(Excerpt from a dataset)
○ ○ ○ ○

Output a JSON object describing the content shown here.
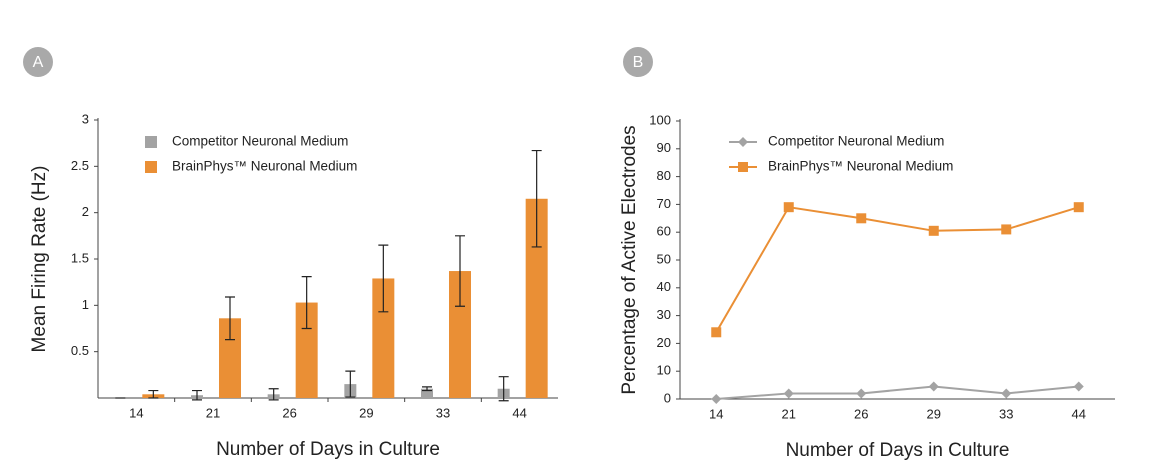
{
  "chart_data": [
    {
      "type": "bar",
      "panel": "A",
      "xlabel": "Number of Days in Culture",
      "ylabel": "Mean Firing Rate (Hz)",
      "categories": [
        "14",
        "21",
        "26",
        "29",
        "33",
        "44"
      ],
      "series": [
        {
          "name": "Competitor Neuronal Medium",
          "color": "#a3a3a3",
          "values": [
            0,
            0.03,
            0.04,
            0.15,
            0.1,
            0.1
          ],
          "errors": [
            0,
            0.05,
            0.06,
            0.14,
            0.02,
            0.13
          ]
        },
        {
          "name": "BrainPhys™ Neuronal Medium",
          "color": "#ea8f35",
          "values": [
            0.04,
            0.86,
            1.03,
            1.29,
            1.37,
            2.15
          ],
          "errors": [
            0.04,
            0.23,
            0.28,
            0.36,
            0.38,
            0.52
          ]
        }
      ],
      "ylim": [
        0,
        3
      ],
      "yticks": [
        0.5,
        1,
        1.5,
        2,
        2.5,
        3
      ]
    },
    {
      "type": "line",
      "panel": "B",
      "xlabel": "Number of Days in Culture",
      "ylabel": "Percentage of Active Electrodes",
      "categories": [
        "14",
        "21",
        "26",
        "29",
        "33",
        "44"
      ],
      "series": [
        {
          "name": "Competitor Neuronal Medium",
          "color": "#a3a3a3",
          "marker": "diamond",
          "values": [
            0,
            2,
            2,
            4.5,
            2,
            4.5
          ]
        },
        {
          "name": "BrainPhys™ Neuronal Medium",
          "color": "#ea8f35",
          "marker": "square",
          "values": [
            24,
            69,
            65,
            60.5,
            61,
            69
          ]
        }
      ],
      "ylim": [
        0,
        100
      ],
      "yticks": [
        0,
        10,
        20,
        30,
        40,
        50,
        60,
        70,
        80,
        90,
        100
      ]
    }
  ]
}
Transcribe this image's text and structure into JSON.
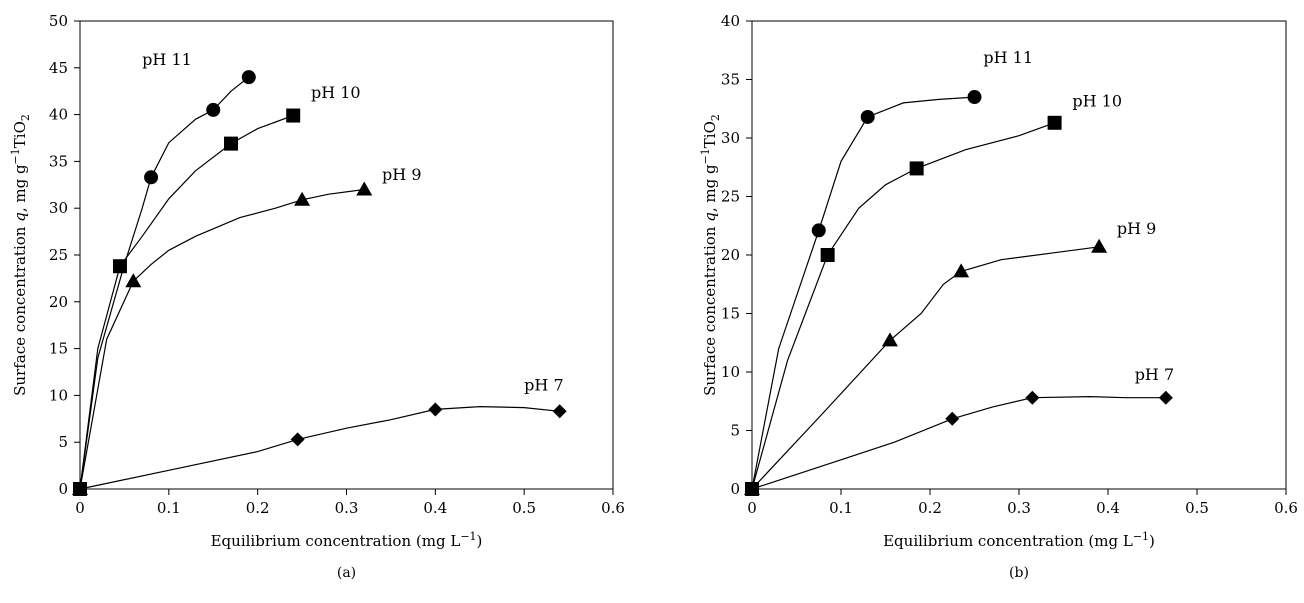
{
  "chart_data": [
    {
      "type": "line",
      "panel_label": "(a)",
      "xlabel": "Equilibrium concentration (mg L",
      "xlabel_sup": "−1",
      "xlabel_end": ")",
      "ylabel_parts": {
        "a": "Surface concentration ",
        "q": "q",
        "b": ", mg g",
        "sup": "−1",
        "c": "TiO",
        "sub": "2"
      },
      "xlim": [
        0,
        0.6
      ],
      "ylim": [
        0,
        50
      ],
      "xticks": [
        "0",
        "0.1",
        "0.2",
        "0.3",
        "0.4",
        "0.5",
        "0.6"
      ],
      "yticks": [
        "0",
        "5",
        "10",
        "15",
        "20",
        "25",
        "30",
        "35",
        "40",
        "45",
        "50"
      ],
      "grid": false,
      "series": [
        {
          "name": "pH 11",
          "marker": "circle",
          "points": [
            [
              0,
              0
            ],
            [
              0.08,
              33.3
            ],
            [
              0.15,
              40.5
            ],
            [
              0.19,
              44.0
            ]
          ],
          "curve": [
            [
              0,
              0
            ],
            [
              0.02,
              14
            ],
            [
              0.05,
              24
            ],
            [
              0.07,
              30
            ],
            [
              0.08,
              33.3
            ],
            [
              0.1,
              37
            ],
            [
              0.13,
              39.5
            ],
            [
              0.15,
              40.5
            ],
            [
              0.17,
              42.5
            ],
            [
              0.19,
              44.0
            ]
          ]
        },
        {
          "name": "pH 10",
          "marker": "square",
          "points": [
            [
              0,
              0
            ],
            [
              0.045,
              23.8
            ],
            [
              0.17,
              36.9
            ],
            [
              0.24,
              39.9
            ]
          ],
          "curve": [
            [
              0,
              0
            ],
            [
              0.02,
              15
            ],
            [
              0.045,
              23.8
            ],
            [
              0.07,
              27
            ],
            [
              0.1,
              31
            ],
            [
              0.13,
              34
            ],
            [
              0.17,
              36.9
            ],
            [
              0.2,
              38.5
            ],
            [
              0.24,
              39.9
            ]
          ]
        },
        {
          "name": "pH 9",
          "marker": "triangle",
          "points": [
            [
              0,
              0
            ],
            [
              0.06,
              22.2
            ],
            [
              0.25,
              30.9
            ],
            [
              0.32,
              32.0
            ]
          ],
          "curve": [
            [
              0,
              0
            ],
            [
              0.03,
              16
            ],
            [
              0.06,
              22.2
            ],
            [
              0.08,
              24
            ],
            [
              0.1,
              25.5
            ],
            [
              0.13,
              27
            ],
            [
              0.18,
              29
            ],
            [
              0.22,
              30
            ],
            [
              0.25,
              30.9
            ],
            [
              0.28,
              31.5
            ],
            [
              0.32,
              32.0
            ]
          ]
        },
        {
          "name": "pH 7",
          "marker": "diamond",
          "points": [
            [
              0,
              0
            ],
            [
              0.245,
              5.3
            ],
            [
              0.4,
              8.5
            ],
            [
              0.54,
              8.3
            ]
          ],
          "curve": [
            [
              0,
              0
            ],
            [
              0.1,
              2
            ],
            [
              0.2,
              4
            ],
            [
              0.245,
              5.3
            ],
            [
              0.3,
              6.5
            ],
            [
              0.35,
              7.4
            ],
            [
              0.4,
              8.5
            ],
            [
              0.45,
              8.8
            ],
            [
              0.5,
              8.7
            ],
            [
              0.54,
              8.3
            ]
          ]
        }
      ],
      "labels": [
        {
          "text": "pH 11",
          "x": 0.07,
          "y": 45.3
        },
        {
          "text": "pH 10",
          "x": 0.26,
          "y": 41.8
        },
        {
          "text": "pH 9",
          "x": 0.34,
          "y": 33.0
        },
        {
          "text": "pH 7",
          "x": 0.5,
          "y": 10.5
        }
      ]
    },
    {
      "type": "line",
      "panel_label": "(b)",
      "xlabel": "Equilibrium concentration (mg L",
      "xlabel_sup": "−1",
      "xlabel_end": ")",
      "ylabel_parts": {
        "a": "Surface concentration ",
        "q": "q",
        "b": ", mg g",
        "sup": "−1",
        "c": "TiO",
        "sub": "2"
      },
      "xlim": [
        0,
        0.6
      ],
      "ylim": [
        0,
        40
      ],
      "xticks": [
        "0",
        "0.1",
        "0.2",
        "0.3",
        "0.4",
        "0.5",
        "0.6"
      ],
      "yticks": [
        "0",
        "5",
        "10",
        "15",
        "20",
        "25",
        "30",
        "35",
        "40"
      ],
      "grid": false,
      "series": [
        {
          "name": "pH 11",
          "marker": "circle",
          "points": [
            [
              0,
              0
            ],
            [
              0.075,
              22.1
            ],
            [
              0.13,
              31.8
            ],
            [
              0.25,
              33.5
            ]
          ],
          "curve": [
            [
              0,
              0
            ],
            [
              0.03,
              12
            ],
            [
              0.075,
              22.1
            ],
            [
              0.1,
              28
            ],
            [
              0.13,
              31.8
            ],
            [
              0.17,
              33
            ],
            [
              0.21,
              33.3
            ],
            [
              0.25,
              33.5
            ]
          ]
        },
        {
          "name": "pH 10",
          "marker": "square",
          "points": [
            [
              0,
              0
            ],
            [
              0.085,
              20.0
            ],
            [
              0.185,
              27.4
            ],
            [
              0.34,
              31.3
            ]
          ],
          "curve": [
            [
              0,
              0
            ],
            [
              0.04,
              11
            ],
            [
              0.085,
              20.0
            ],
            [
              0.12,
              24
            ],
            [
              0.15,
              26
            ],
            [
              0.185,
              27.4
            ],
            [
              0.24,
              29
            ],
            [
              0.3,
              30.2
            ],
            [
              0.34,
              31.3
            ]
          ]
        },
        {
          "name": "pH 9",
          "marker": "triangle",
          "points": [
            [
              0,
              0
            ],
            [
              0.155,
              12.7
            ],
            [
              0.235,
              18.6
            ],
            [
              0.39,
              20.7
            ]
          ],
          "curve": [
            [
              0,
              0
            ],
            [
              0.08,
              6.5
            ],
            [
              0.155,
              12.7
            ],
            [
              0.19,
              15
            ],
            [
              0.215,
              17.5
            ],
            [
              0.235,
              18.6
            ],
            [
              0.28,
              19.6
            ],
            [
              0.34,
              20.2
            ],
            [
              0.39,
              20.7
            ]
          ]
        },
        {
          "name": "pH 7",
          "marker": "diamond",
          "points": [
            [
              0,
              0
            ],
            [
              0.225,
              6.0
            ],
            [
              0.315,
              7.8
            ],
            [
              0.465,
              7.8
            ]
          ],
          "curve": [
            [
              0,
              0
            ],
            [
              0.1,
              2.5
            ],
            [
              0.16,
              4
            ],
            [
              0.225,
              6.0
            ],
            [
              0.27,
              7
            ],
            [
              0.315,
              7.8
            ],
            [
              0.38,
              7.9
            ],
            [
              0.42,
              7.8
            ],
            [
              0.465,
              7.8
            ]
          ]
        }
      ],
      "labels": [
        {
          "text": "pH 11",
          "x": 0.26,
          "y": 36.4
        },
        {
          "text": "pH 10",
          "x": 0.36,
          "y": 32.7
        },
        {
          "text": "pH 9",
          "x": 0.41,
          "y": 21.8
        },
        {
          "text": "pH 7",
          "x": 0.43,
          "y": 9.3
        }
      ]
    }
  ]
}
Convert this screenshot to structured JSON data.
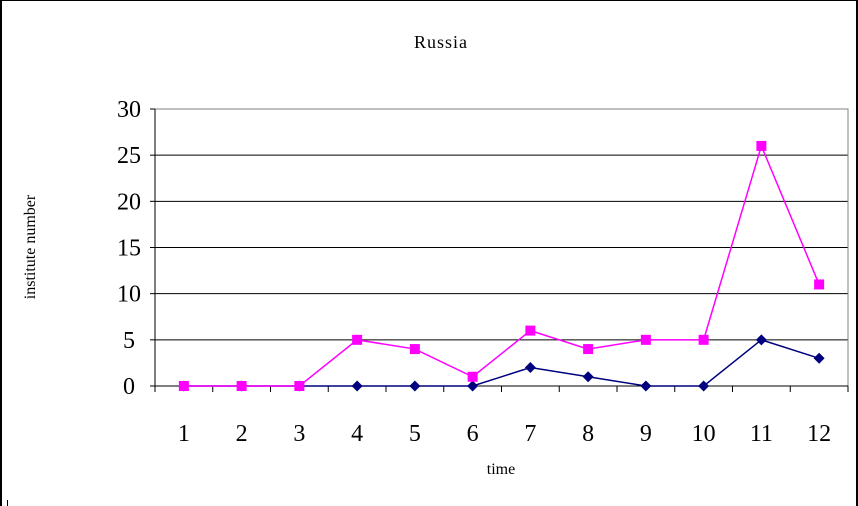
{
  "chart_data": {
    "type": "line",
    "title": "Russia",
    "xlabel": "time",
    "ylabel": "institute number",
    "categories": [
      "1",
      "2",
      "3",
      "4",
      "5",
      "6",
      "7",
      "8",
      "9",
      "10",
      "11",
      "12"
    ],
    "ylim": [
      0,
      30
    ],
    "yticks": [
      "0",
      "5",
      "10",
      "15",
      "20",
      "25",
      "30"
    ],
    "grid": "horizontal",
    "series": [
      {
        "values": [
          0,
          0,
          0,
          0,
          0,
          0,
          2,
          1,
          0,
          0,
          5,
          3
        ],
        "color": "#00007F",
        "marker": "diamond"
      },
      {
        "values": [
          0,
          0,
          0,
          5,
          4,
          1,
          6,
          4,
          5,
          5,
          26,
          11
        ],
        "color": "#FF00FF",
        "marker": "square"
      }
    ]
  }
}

○ ○ ○ ○

## TASK STATEMENT
Repeat exactly the lines from the one containing "Convert this screenshot" through the last line of the records above, both included, and leave out the pictures.

## SOLUTION BELOW
Convert this screenshot to structured JSON data.
{
  "chart_data": {
    "type": "line",
    "title": "Russia",
    "xlabel": "time",
    "ylabel": "institute number",
    "categories": [
      "1",
      "2",
      "3",
      "4",
      "5",
      "6",
      "7",
      "8",
      "9",
      "10",
      "11",
      "12"
    ],
    "ylim": [
      0,
      30
    ],
    "yticks": [
      "0",
      "5",
      "10",
      "15",
      "20",
      "25",
      "30"
    ],
    "grid": "horizontal",
    "series": [
      {
        "values": [
          0,
          0,
          0,
          0,
          0,
          0,
          2,
          1,
          0,
          0,
          5,
          3
        ],
        "color": "#00007F",
        "marker": "diamond"
      },
      {
        "values": [
          0,
          0,
          0,
          5,
          4,
          1,
          6,
          4,
          5,
          5,
          26,
          11
        ],
        "color": "#FF00FF",
        "marker": "square"
      }
    ]
  }
}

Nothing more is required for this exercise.